### Task goal
Every line containing the word "FLEXDRILL" needs to be found and copied.

### Raw data
•••

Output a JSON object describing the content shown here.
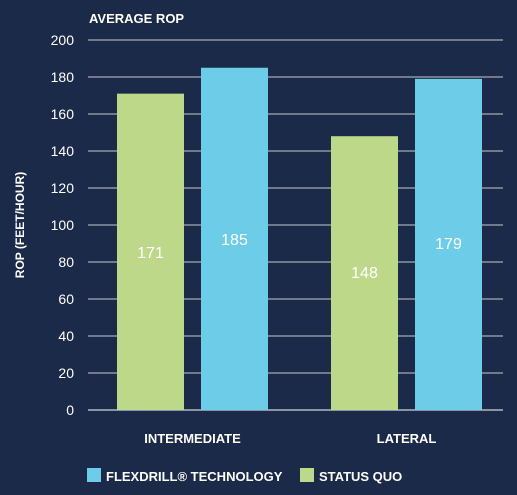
{
  "chart_data": {
    "type": "bar",
    "title": "AVERAGE ROP",
    "ylabel": "ROP (FEET/HOUR)",
    "xlabel": "",
    "ylim": [
      0,
      200
    ],
    "yticks": [
      0,
      20,
      40,
      60,
      80,
      100,
      120,
      140,
      160,
      180,
      200
    ],
    "categories": [
      "INTERMEDIATE",
      "LATERAL"
    ],
    "series": [
      {
        "name": "STATUS QUO",
        "color": "#bcd888",
        "values": [
          171,
          148
        ],
        "labels": [
          "171",
          "148"
        ]
      },
      {
        "name": "FLEXDRILL® TECHNOLOGY",
        "color": "#6dcde8",
        "values": [
          185,
          179
        ],
        "labels": [
          "185",
          "179"
        ]
      }
    ],
    "legend": [
      {
        "label": "FLEXDRILL® TECHNOLOGY",
        "color": "#6dcde8"
      },
      {
        "label": "STATUS QUO",
        "color": "#bcd888"
      }
    ],
    "grid": true,
    "legend_position": "bottom",
    "background": "#1b2a48",
    "text_color": "#ffffff"
  }
}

•••

### Final result
        "name": "FLEXDRILL® TECHNOLOGY",
        "label": "FLEXDRILL® TECHNOLOGY",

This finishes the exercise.